Items from a dataset.
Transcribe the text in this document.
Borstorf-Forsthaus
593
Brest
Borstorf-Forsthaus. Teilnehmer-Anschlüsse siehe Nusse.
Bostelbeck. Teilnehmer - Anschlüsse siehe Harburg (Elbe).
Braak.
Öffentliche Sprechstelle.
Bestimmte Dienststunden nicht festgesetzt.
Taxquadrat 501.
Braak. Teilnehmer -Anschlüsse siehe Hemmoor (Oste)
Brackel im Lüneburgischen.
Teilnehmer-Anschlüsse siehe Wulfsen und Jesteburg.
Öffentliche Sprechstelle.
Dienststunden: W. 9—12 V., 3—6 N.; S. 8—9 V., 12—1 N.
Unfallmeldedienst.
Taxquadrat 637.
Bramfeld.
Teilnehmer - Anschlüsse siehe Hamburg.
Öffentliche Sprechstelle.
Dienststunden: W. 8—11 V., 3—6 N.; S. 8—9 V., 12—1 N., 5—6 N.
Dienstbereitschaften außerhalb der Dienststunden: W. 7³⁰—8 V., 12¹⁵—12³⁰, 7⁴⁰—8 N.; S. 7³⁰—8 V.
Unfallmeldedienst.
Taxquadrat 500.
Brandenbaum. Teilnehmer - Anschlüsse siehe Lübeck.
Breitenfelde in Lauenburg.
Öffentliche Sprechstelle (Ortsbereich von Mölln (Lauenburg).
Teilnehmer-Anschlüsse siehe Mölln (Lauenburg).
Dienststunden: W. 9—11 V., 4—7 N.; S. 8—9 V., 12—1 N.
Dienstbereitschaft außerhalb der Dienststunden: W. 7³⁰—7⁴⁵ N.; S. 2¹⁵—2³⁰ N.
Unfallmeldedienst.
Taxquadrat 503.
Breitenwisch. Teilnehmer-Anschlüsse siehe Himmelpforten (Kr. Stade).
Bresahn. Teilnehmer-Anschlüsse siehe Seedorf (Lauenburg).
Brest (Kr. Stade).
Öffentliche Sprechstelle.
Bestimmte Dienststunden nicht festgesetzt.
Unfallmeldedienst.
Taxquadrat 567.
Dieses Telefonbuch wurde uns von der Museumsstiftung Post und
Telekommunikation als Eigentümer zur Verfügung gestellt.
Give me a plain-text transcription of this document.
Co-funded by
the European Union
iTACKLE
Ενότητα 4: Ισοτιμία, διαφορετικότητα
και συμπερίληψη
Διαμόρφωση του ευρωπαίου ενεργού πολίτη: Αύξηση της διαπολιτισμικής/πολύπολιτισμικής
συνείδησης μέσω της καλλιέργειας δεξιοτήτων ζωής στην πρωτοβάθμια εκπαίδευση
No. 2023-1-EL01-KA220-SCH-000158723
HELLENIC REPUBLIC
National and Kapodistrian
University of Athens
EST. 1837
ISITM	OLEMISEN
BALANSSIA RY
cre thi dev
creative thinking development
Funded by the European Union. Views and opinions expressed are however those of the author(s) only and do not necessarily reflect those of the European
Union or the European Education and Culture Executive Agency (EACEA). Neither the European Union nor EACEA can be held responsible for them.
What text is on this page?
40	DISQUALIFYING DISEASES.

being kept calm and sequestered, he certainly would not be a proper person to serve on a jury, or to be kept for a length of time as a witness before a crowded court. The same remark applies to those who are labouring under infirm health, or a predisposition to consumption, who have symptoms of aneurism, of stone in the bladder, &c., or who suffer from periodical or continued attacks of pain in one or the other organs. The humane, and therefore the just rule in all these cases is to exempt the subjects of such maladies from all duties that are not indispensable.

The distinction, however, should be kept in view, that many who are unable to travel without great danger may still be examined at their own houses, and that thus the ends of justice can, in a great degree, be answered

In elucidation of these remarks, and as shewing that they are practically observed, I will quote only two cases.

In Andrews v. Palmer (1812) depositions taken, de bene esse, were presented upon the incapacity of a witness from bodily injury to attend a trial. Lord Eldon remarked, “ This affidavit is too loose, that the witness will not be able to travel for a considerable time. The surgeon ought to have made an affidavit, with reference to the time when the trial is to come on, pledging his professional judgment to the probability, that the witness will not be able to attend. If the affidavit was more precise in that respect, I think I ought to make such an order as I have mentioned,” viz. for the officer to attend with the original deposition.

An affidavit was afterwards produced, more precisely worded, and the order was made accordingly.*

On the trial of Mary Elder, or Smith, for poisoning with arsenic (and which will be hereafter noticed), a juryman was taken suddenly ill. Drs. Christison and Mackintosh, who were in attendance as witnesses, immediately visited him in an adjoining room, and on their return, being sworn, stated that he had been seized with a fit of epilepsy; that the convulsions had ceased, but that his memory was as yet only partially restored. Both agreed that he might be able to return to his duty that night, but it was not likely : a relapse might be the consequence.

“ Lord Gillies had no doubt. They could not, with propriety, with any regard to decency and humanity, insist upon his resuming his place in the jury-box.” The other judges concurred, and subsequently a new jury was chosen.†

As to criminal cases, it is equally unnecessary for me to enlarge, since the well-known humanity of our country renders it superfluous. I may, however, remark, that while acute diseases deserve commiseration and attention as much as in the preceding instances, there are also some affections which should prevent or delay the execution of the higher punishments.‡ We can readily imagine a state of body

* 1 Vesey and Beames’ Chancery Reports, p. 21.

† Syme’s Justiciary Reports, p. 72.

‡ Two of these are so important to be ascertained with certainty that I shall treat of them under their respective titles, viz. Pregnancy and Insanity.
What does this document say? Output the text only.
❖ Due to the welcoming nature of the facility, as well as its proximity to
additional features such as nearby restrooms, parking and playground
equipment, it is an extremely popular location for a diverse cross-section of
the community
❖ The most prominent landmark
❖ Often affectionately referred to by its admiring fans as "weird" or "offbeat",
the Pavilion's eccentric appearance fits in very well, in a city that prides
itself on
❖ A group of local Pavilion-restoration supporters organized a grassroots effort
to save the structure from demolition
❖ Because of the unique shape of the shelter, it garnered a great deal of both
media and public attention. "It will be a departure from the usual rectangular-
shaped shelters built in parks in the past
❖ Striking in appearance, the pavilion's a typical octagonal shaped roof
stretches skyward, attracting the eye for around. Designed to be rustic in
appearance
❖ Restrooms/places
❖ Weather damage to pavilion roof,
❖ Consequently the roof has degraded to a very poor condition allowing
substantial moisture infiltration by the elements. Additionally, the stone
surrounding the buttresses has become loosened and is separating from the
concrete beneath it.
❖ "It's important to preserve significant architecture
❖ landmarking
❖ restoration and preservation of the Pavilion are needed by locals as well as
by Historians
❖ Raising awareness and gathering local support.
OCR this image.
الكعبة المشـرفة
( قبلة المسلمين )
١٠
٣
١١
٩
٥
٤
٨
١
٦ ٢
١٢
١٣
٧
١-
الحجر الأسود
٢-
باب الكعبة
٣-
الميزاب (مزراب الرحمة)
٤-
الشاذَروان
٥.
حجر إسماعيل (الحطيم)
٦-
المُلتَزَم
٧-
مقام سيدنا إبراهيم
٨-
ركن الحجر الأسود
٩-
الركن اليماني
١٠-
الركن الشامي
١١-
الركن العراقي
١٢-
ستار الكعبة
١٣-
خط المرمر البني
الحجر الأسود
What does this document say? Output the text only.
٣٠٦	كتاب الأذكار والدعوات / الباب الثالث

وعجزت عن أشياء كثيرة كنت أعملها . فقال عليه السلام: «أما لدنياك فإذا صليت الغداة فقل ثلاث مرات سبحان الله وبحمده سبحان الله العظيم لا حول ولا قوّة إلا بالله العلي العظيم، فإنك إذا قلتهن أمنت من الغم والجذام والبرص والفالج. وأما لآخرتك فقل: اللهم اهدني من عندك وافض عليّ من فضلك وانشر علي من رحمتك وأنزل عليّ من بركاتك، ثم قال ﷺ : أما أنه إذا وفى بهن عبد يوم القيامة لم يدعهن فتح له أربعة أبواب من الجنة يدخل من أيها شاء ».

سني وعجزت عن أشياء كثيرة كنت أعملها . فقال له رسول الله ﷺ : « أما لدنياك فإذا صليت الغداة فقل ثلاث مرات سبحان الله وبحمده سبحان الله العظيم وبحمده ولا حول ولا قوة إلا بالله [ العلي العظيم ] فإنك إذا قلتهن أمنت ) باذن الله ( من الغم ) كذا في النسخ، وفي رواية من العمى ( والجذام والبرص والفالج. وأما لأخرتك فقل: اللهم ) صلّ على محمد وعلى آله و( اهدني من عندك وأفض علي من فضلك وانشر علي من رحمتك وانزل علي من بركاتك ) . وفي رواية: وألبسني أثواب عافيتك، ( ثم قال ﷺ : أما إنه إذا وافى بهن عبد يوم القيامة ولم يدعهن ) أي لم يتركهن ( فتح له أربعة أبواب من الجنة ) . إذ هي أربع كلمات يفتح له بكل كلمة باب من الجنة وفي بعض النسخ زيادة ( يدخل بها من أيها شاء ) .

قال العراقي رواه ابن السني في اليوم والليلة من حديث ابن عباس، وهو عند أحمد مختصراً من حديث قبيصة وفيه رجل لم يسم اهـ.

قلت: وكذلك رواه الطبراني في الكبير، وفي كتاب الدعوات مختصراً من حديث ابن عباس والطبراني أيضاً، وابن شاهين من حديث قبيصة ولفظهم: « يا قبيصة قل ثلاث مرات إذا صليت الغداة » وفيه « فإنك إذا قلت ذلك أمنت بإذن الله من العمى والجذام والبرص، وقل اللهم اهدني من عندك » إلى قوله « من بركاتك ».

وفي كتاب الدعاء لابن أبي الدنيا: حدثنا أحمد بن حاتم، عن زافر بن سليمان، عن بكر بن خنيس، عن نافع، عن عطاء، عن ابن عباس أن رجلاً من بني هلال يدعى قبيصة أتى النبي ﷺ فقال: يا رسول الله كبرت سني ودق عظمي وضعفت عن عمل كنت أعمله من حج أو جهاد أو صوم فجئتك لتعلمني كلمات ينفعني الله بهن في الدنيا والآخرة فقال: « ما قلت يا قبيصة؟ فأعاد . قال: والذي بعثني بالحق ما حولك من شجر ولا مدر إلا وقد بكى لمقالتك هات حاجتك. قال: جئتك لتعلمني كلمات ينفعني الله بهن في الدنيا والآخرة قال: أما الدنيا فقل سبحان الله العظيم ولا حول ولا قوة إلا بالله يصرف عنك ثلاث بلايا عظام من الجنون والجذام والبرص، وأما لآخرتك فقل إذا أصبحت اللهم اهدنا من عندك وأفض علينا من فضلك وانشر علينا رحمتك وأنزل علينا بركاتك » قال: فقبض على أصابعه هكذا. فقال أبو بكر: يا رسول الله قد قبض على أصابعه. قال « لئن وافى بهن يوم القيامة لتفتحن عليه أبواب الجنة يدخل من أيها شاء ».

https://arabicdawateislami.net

What you are asked to do. For the records above, state how many lines include the string "them", giving the number and nothing else.

Response to the task. 2